* [WHAT TO DO]:
a. Answer these questions from the forum post below:
(i) What is the name of the dataset the dates come from?
(ii) How many academic years does the example contain?
(iii) What is the working dataset called that gets updated with the academic year?
b. In the forum post below, find every field name that the VBA code reads from rstAY with the "!" operator, and list them.

* [TEXT]:

══════════════════════════════

I have programmed a lot in VBA and now I am trying to move to SAS. In the example below, I want to determine values (start and end dates) based on one dataset and then use an IF Statement to update my working dataset. I have tried to explain this below using my VBA code. Is there a way to do this in SAS?
Problem 1. Obtain dates from a dataset titled rstAY. If the AY_Desc = AY1 then assign dates. In this example, there are only three academic years (AYs). In vba, I can tell my program to LOOP until the end of file (i.e., EOF).
'Get AY Values
Do Until rstAY.EOF
If rstAY!AY_Desc = "AY1" Then
AY1 = rstAY!AY_Desc
AY1_START_DATE = rstAY!AY_START_DATE
AY1_END_DATE = rstAY!AY_END_DATE
ElseIf rstAY!AY_Desc = "AY2" Then
AY2 = rstAY!AY_Desc
AY2_START_DATE = rstAY!AY_START_DATE
AY2_END_DATE = rstAY!AY_END_DATE
ElseIf rstAY!AY_Desc = "AY3" Then
AY3 = rstAY!AY_Desc
AY3_START_DATE = rstAY!AY_START_DATE
AY3_END_DATE = rstAY!AY_END_DATE
End If
rstAY.MoveNext
Loop
Problem 2. Assign values based on the student application date. In VBA, I am updating my working dataset (rstIn) to put the correct academic year. I obtained the academic year (AY) above in the rstAY dataset. Then it is a simple loop to the end of file (EOF). At the end of the loop, I edit the table to insert the identified academic year.

══════════════════════════════

Element position data
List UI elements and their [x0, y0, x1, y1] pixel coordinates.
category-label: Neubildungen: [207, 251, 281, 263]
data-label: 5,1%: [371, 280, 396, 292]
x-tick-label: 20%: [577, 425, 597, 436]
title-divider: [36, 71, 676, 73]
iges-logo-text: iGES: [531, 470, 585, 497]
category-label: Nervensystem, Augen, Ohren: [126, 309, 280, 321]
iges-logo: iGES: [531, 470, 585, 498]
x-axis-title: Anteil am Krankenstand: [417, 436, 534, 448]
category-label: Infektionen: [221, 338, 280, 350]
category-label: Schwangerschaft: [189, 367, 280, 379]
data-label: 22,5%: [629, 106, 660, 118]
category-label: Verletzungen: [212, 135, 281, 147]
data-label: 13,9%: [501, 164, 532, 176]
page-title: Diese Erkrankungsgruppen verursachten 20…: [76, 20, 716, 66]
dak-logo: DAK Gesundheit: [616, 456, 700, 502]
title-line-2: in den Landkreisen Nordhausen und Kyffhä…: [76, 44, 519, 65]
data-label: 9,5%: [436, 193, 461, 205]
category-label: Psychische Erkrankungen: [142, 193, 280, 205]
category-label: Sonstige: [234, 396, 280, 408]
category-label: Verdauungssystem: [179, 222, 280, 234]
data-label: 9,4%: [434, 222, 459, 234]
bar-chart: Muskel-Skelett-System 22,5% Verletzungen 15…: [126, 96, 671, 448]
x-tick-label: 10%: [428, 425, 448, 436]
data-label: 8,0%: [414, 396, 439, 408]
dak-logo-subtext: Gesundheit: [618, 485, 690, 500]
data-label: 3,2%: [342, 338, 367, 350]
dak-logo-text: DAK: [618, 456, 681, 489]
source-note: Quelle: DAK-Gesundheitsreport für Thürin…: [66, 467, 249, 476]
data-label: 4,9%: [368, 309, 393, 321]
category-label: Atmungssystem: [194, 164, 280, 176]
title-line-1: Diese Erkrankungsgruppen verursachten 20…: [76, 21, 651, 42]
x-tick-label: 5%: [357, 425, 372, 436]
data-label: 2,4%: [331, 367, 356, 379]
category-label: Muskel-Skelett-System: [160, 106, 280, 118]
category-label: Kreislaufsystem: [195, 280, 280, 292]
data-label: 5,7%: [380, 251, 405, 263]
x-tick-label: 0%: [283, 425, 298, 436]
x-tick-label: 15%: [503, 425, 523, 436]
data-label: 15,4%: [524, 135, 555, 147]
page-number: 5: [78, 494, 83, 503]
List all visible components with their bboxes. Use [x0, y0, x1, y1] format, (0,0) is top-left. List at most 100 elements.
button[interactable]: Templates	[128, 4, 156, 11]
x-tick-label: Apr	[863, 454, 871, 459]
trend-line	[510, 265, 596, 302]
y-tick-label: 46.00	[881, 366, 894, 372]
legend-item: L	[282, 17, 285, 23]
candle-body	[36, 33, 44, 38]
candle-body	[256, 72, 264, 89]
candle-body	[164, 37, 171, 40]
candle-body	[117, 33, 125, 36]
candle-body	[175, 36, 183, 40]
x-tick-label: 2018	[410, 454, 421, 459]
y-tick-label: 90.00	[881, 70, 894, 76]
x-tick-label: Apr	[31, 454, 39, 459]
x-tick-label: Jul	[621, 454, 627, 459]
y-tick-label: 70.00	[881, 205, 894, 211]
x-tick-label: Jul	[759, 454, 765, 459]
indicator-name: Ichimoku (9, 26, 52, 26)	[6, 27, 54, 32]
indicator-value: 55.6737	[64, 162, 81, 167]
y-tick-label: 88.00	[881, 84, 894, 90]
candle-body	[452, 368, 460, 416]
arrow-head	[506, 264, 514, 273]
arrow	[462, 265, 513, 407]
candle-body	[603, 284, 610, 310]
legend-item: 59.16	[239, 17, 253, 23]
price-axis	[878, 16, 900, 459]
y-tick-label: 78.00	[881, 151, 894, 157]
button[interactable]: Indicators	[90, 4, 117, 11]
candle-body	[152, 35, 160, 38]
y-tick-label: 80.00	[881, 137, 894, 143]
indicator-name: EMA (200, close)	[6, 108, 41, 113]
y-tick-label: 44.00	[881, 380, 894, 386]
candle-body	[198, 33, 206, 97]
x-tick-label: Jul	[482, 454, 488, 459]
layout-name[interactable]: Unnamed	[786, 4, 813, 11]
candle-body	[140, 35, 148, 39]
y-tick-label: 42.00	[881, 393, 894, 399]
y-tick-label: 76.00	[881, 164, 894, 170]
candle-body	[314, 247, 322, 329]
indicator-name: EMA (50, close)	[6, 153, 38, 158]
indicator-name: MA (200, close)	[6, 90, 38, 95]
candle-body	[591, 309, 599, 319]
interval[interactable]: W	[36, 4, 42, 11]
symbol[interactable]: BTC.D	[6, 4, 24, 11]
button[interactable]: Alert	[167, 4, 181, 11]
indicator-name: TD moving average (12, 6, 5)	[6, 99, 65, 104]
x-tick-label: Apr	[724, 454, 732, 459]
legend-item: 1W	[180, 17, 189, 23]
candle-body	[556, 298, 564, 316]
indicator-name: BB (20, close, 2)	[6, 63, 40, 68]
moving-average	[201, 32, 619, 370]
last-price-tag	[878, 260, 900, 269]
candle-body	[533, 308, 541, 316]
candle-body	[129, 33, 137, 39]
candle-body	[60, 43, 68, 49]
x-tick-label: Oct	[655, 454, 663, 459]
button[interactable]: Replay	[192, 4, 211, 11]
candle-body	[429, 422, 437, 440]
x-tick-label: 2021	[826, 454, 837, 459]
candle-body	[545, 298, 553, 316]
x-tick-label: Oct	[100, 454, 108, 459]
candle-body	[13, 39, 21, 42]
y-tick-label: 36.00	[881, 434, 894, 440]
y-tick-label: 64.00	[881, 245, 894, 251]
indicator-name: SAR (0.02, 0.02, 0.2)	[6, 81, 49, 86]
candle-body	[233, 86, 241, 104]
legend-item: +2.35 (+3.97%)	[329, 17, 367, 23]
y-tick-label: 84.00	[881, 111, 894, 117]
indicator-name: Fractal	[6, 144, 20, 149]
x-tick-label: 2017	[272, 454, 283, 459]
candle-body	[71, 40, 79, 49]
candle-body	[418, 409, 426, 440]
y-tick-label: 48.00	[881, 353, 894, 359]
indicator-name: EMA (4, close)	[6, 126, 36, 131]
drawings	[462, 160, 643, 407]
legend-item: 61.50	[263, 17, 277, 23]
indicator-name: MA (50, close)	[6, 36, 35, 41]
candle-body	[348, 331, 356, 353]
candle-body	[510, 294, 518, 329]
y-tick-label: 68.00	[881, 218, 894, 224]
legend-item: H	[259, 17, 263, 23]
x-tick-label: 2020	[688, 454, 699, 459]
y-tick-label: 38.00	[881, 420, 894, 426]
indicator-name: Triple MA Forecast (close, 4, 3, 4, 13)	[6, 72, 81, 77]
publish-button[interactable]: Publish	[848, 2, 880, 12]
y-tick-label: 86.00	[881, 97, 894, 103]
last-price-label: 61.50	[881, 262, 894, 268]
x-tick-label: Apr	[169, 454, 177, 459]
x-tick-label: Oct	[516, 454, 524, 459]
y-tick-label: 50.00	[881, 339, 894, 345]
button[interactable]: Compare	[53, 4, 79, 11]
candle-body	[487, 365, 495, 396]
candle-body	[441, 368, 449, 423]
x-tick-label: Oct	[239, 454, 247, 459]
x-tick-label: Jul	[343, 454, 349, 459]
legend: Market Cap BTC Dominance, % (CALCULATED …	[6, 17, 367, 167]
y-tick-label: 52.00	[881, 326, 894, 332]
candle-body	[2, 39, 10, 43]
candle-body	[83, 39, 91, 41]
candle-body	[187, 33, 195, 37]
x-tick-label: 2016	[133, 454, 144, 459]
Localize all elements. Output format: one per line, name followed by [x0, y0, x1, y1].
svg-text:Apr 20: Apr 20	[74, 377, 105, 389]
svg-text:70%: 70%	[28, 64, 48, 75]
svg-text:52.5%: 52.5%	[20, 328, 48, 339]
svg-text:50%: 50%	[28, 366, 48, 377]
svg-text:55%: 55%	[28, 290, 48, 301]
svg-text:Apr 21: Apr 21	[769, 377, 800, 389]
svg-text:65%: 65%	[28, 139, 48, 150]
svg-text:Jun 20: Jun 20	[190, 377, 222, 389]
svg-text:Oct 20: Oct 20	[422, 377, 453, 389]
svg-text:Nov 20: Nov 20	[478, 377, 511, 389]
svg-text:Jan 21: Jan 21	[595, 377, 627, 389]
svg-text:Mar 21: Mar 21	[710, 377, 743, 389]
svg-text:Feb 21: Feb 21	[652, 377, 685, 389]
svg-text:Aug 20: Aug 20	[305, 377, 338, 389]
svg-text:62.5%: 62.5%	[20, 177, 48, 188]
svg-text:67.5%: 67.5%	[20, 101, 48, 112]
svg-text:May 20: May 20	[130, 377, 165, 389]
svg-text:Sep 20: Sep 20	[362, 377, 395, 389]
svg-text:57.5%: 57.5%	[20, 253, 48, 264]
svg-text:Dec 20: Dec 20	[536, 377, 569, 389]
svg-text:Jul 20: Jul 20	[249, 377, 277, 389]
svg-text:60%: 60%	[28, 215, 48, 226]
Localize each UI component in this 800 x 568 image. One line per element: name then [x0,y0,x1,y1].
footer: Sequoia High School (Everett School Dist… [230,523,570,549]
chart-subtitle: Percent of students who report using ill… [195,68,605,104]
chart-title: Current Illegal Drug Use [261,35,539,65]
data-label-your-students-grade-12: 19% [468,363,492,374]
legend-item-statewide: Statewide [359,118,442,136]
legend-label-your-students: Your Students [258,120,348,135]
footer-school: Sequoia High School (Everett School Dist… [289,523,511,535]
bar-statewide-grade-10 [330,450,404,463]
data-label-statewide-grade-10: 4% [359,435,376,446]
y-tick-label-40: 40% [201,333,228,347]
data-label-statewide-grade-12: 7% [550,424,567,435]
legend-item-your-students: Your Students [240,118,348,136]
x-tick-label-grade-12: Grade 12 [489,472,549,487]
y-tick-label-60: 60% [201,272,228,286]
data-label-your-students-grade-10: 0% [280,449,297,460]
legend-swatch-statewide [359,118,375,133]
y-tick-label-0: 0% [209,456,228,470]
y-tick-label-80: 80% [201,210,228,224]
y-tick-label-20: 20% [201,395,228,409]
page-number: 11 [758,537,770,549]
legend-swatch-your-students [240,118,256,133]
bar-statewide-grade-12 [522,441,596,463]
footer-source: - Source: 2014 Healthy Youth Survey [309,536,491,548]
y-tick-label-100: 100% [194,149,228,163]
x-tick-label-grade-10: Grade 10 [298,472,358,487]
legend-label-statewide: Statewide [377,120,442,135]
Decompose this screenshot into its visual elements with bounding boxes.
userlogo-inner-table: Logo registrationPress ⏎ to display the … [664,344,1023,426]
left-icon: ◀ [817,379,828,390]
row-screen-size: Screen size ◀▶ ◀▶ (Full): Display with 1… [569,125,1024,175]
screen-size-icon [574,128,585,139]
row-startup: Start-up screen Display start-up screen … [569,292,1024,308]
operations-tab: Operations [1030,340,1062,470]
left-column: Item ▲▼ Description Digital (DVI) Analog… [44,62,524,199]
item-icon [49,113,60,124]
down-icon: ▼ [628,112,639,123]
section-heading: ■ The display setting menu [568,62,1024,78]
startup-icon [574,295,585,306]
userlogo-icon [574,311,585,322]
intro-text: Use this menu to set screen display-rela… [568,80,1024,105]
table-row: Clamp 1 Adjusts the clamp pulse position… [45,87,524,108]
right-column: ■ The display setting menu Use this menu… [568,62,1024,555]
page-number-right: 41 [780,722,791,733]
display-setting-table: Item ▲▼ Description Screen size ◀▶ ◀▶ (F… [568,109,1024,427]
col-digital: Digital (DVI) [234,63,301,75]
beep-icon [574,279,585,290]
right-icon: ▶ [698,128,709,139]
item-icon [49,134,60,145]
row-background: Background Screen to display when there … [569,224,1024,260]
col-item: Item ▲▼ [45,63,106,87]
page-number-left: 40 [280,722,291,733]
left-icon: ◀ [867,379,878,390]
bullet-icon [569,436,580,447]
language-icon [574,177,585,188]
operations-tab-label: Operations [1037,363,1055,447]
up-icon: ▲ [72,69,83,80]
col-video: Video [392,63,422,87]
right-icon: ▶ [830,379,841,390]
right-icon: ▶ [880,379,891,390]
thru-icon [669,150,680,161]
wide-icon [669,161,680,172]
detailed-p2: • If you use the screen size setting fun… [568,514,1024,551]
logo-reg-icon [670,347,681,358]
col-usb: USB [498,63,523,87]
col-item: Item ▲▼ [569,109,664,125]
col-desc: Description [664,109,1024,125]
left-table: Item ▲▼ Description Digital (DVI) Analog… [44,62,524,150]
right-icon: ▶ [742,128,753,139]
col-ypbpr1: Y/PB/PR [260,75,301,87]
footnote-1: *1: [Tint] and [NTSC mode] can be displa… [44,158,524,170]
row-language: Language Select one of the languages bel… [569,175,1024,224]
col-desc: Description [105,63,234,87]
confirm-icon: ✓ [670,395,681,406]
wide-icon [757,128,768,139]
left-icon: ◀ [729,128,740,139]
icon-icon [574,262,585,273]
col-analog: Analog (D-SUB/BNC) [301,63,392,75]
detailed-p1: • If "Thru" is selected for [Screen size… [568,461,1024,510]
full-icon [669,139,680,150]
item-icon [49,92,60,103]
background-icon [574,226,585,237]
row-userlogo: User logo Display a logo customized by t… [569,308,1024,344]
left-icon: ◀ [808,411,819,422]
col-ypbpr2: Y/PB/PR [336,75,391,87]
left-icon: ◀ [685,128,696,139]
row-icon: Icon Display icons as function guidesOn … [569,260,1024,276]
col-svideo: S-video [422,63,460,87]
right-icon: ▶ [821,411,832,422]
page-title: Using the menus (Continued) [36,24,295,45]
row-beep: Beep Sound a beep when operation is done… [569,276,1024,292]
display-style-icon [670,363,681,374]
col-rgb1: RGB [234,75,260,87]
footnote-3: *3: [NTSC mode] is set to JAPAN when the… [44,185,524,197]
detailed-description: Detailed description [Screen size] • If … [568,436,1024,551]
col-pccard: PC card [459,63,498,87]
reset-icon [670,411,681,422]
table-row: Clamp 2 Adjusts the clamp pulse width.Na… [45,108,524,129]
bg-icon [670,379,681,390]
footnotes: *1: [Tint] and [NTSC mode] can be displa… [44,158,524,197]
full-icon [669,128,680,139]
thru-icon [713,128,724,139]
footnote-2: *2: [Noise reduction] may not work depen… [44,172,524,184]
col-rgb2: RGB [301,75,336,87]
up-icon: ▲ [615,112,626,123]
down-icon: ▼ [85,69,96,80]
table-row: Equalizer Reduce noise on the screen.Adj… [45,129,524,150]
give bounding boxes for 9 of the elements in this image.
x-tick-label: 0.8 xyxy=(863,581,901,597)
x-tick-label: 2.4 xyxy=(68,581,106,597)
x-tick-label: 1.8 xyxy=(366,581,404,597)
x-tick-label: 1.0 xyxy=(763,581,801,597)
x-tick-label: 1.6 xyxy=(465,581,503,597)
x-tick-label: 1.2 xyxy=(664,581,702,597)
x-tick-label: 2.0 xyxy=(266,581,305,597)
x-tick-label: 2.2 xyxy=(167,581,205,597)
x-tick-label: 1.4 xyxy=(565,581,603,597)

══════════════════════════════

* [RESPONSES FOR EACH TASK]:
a.
(i) rstAY
(ii) Three
(iii) rstIn

b. AY_Desc, AY_START_DATE, AY_END_DATE